(Task to complete) Check each line below for "голубей" and report how many have it, nothing else.

(Given records)
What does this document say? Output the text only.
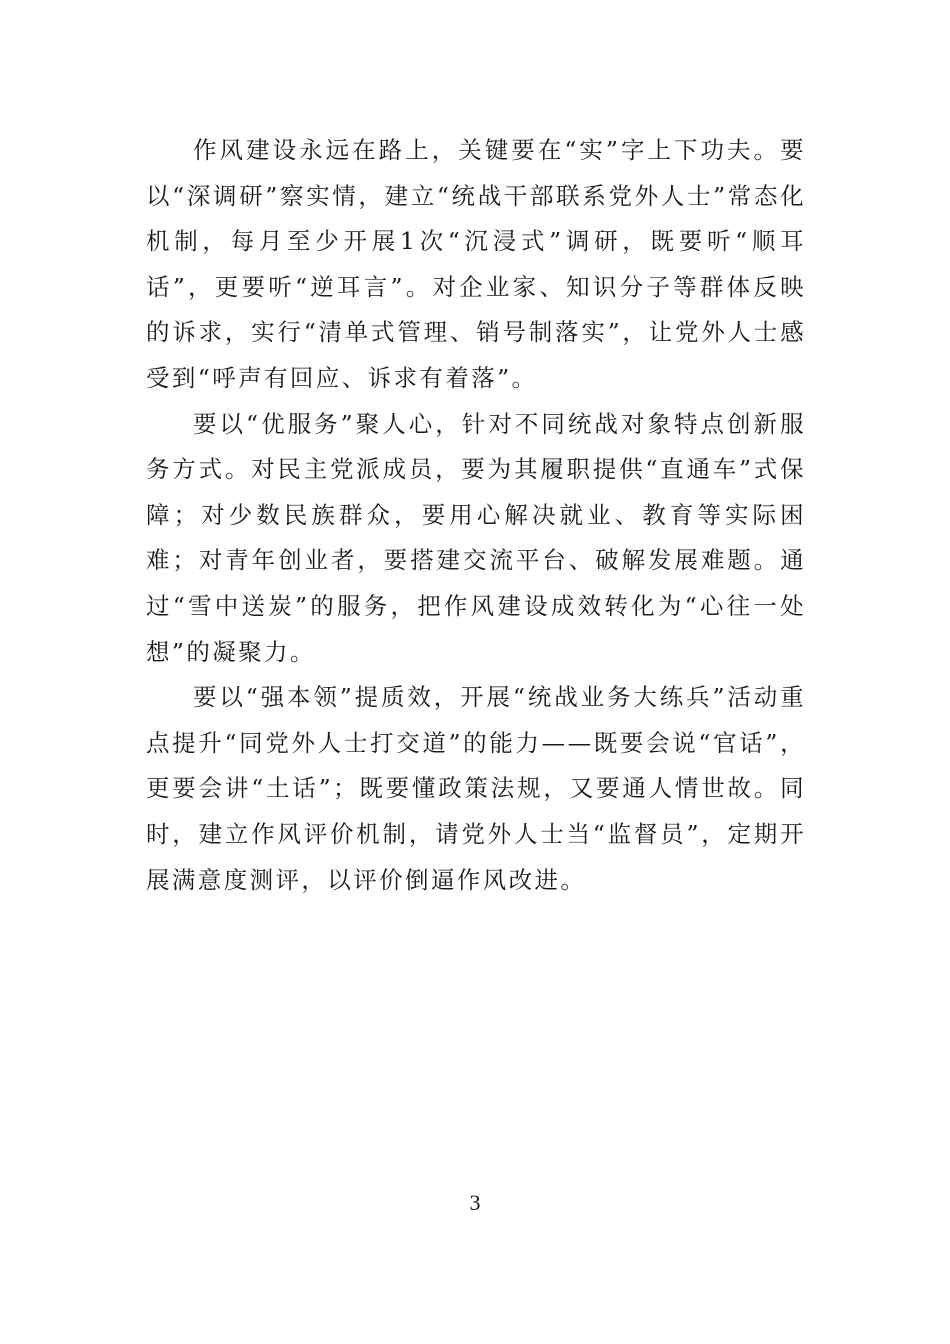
作风建设永远在路上，关键要在“实”字上下功夫。要以“深调研”察实情，建立“统战干部联系党外人士”常态化机制，每月至少开展1次“沉浸式”调研，既要听“顺耳话”，更要听“逆耳言”。对企业家、知识分子等群体反映的诉求，实行“清单式管理、销号制落实”，让党外人士感受到“呼声有回应、诉求有着落”。

要以“优服务”聚人心，针对不同统战对象特点创新服务方式。对民主党派成员，要为其履职提供“直通车”式保障；对少数民族群众，要用心解决就业、教育等实际困难；对青年创业者，要搭建交流平台、破解发展难题。通过“雪中送炭”的服务，把作风建设成效转化为“心往一处想”的凝聚力。

要以“强本领”提质效，开展“统战业务大练兵”活动重点提升“同党外人士打交道”的能力——既要会说“官话”，更要会讲“土话”；既要懂政策法规，又要通人情世故。同时，建立作风评价机制，请党外人士当“监督员”，定期开展满意度测评，以评价倒逼作风改进。

3
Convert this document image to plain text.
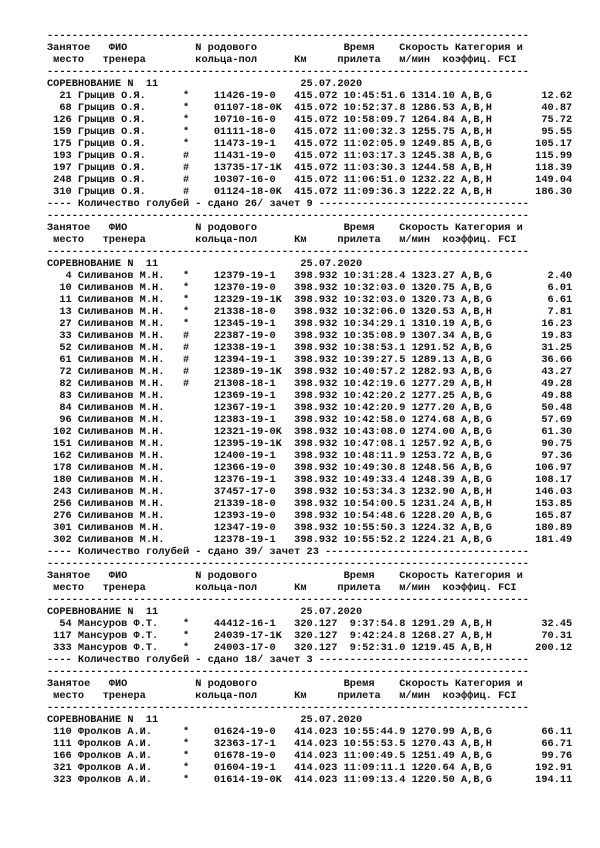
------------------------------------------------------------------------------
Занятое   ФИО           N родового              Время    Скорость Категория и
место   тренера        кольца-пол      Км     прилета   м/мин  коэффиц. FCI
------------------------------------------------------------------------------
СОРЕВНОВАНИЕ N  11                       25.07.2020
21 Грыцив О.Я.      *    11426-19-0   415.072 10:45:51.6 1314.10 A,B,G        12.62
68 Грыцив О.Я.      *    01107-18-0K  415.072 10:52:37.8 1286.53 A,B,H        40.87
126 Грыцив О.Я.      *    10710-16-0   415.072 10:58:09.7 1264.84 A,B,H        75.72
159 Грыцив О.Я.      *    01111-18-0   415.072 11:00:32.3 1255.75 A,B,H        95.55
175 Грыцив О.Я.      *    11473-19-1   415.072 11:02:05.9 1249.85 A,B,G       105.17
193 Грыцив О.Я.      #    11431-19-0   415.072 11:03:17.3 1245.38 A,B,G       115.99
197 Грыцив О.Я.      #    13735-17-1K  415.072 11:03:30.3 1244.58 A,B,H       118.39
248 Грыцив О.Я.      #    10307-16-0   415.072 11:06:51.0 1232.22 A,B,H       149.04
310 Грыцив О.Я.      #    01124-18-0K  415.072 11:09:36.3 1222.22 A,B,H       186.30
---- Количество голубей - сдано 26/ зачет 9 ----------------------------------
------------------------------------------------------------------------------
Занятое   ФИО           N родового              Время    Скорость Категория и
место   тренера        кольца-пол      Км     прилета   м/мин  коэффиц. FCI
------------------------------------------------------------------------------
СОРЕВНОВАНИЕ N  11                       25.07.2020
4 Силиванов М.Н.   *    12379-19-1   398.932 10:31:28.4 1323.27 A,B,G         2.40
10 Силиванов М.Н.   *    12370-19-0   398.932 10:32:03.0 1320.75 A,B,G         6.01
11 Силиванов М.Н.   *    12329-19-1K  398.932 10:32:03.0 1320.73 A,B,G         6.61
13 Силиванов М.Н.   *    21338-18-0   398.932 10:32:06.0 1320.53 A,B,H         7.81
27 Силиванов М.Н.   *    12345-19-1   398.932 10:34:29.1 1310.19 A,B,G        16.23
33 Силиванов М.Н.   #    22387-19-0   398.932 10:35:08.9 1307.34 A,B,G        19.83
52 Силиванов М.Н.   #    12338-19-1   398.932 10:38:53.1 1291.52 A,B,G        31.25
61 Силиванов М.Н.   #    12394-19-1   398.932 10:39:27.5 1289.13 A,B,G        36.66
72 Силиванов М.Н.   #    12389-19-1K  398.932 10:40:57.2 1282.93 A,B,G        43.27
82 Силиванов М.Н.   #    21308-18-1   398.932 10:42:19.6 1277.29 A,B,H        49.28
83 Силиванов М.Н.        12369-19-1   398.932 10:42:20.2 1277.25 A,B,G        49.88
84 Силиванов М.Н.        12367-19-1   398.932 10:42:20.9 1277.20 A,B,G        50.48
96 Силиванов М.Н.        12383-19-1   398.932 10:42:58.0 1274.68 A,B,G        57.69
102 Силиванов М.Н.        12321-19-0K  398.932 10:43:08.0 1274.00 A,B,G        61.30
151 Силиванов М.Н.        12395-19-1K  398.932 10:47:08.1 1257.92 A,B,G        90.75
162 Силиванов М.Н.        12400-19-1   398.932 10:48:11.9 1253.72 A,B,G        97.36
178 Силиванов М.Н.        12366-19-0   398.932 10:49:30.8 1248.56 A,B,G       106.97
180 Силиванов М.Н.        12376-19-1   398.932 10:49:33.4 1248.39 A,B,G       108.17
243 Силиванов М.Н.        37457-17-0   398.932 10:53:34.3 1232.90 A,B,H       146.03
256 Силиванов М.Н.        21339-18-0   398.932 10:54:00.5 1231.24 A,B,H       153.85
276 Силиванов М.Н.        12393-19-0   398.932 10:54:48.6 1228.20 A,B,G       165.87
301 Силиванов М.Н.        12347-19-0   398.932 10:55:50.3 1224.32 A,B,G       180.89
302 Силиванов М.Н.        12378-19-1   398.932 10:55:52.2 1224.21 A,B,G       181.49
---- Количество голубей - сдано 39/ зачет 23 ---------------------------------
------------------------------------------------------------------------------
Занятое   ФИО           N родового              Время    Скорость Категория и
место   тренера        кольца-пол      Км     прилета   м/мин  коэффиц. FCI
------------------------------------------------------------------------------
СОРЕВНОВАНИЕ N  11                       25.07.2020
54 Мансуров Ф.Т.    *    44412-16-1   320.127  9:37:54.8 1291.29 A,B,H        32.45
117 Мансуров Ф.Т.    *    24039-17-1K  320.127  9:42:24.8 1268.27 A,B,H        70.31
333 Мансуров Ф.Т.    *    24003-17-0   320.127  9:52:31.0 1219.45 A,B,H       200.12
---- Количество голубей - сдано 18/ зачет 3 ----------------------------------
------------------------------------------------------------------------------
Занятое   ФИО           N родового              Время    Скорость Категория и
место   тренера        кольца-пол      Км     прилета   м/мин  коэффиц. FCI
------------------------------------------------------------------------------
СОРЕВНОВАНИЕ N  11                       25.07.2020
110 Фролков А.И.     *    01624-19-0   414.023 10:55:44.9 1270.99 A,B,G        66.11
111 Фролков А.И.     *    32363-17-1   414.023 10:55:53.5 1270.43 A,B,H        66.71
166 Фролков А.И.     *    01678-19-0   414.023 11:00:49.5 1251.49 A,B,G        99.76
321 Фролков А.И.     *    01604-19-1   414.023 11:09:11.1 1220.64 A,B,G       192.91
323 Фролков А.И.     *    01614-19-0K  414.023 11:09:13.4 1220.50 A,B,G       194.11
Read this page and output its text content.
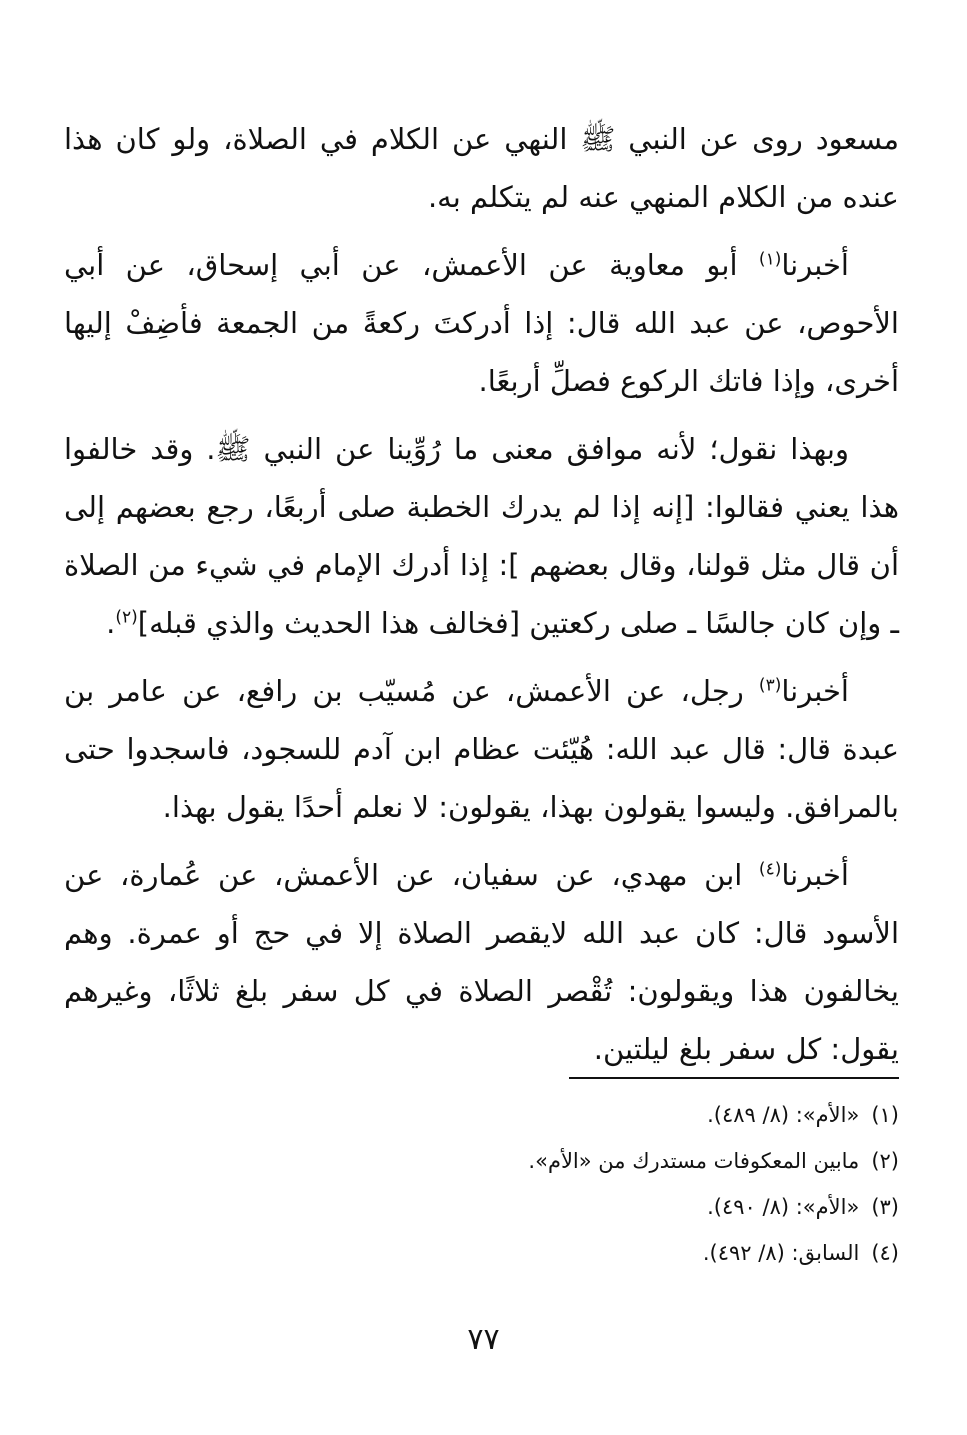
مسعود روى عن النبي ﷺ النهي عن الكلام في الصلاة، ولو كان هذا عنده من الكلام المنهي عنه لم يتكلم به.

أخبرنا$^{(١)}$ أبو معاوية عن الأعمش، عن أبي إسحاق، عن أبي الأحوص، عن عبد الله قال: إذا أدركتَ ركعةً من الجمعة فأضِفْ إليها أخرى، وإذا فاتك الركوع فصلِّ أربعًا.

وبهذا نقول؛ لأنه موافق معنى ما رُوِّينا عن النبي ﷺ. وقد خالفوا هذا يعني فقالوا: [إنه إذا لم يدرك الخطبة صلى أربعًا، رجع بعضهم إلى أن قال مثل قولنا، وقال بعضهم ]: إذا أدرك الإمام في شيء من الصلاة ـ وإن كان جالسًا ـ صلى ركعتين [فخالف هذا الحديث والذي قبله]$^{(٢)}$.

أخبرنا$^{(٣)}$ رجل، عن الأعمش، عن مُسيّب بن رافع، عن عامر بن عبدة قال: قال عبد الله: هُيّئت عظام ابن آدم للسجود، فاسجدوا حتى بالمرافق. وليسوا يقولون بهذا، يقولون: لا نعلم أحدًا يقول بهذا.

أخبرنا$^{(٤)}$ ابن مهدي، عن سفيان، عن الأعمش، عن عُمارة، عن الأسود قال: كان عبد الله لايقصر الصلاة إلا في حج أو عمرة. وهم يخالفون هذا ويقولون: تُقْصر الصلاة في كل سفر بلغ ثلاثًا، وغيرهم يقول: كل سفر بلغ ليلتين.

(١)«الأم»: (٨/ ٤٨٩).
(٢)مابين المعكوفات مستدرك من «الأم».
(٣)«الأم»: (٨/ ٤٩٠).
(٤)السابق: (٨/ ٤٩٢).
٧٧
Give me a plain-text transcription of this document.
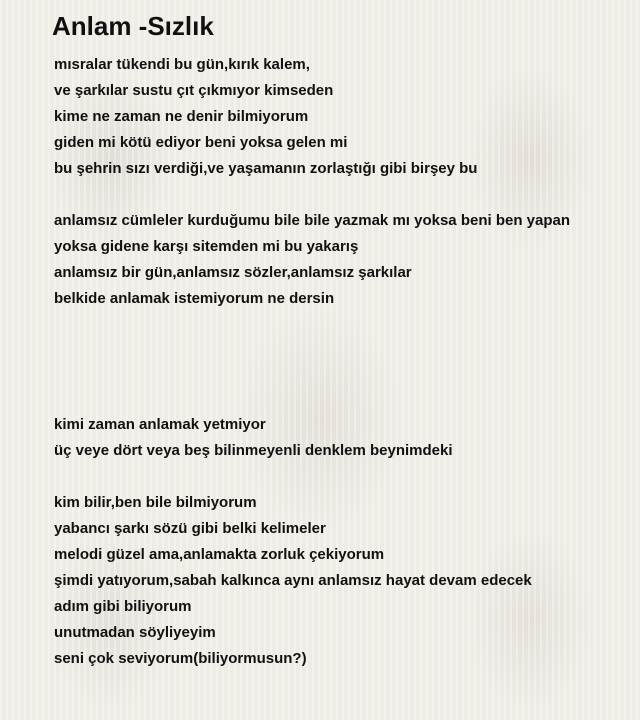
Anlam -Sızlık
mısralar tükendi bu gün,kırık kalem,
ve şarkılar sustu çıt çıkmıyor kimseden
kime ne zaman ne denir bilmiyorum
giden mi kötü ediyor beni yoksa gelen mi
bu şehrin sızı verdiği,ve yaşamanın zorlaştığı gibi birşey bu
anlamsız cümleler kurduğumu bile bile yazmak mı yoksa beni ben yapan
yoksa gidene karşı sitemden mi bu yakarış
anlamsız bir gün,anlamsız sözler,anlamsız şarkılar
belkide anlamak istemiyorum ne dersin
kimi zaman anlamak yetmiyor
üç veye dört veya beş bilinmeyenli denklem beynimdeki
kim bilir,ben bile bilmiyorum
yabancı şarkı sözü gibi belki kelimeler
melodi güzel ama,anlamakta zorluk çekiyorum
şimdi yatıyorum,sabah kalkınca aynı anlamsız hayat devam edecek
adım gibi biliyorum
unutmadan söyliyeyim
seni çok seviyorum(biliyormusun?)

(Finished answer) 3